[Prompt]
Only the pictures are to be left out; set down the rest of the records exactly.

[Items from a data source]
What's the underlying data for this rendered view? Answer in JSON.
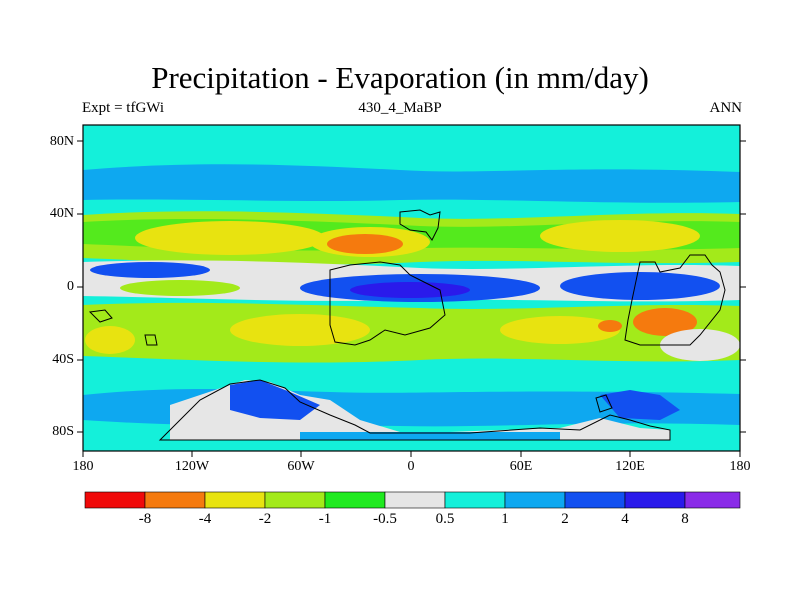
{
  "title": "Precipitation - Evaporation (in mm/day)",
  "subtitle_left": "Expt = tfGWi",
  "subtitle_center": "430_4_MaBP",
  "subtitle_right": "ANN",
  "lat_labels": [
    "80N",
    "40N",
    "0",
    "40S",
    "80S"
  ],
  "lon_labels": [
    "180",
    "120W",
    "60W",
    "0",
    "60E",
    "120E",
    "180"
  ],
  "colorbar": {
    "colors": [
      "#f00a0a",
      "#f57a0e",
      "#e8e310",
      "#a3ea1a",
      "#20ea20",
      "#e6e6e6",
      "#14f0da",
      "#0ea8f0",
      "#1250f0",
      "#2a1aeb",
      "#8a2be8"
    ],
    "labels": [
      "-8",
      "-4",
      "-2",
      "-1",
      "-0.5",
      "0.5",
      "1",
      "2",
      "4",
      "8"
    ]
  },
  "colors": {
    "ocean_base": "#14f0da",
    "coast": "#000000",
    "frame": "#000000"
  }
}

[Task solution]
What's the underlying data for this rendered view? Answer in JSON.
{
  "title": "Precipitation - Evaporation (in mm/day)",
  "subtitle_left": "Expt = tfGWi",
  "subtitle_center": "430_4_MaBP",
  "subtitle_right": "ANN",
  "lat_labels": [
    "80N",
    "40N",
    "0",
    "40S",
    "80S"
  ],
  "lon_labels": [
    "180",
    "120W",
    "60W",
    "0",
    "60E",
    "120E",
    "180"
  ],
  "colorbar": {
    "colors": [
      "#f00a0a",
      "#f57a0e",
      "#e8e310",
      "#a3ea1a",
      "#20ea20",
      "#e6e6e6",
      "#14f0da",
      "#0ea8f0",
      "#1250f0",
      "#2a1aeb",
      "#8a2be8"
    ],
    "labels": [
      "-8",
      "-4",
      "-2",
      "-1",
      "-0.5",
      "0.5",
      "1",
      "2",
      "4",
      "8"
    ]
  },
  "colors": {
    "ocean_base": "#14f0da",
    "coast": "#000000",
    "frame": "#000000"
  }
}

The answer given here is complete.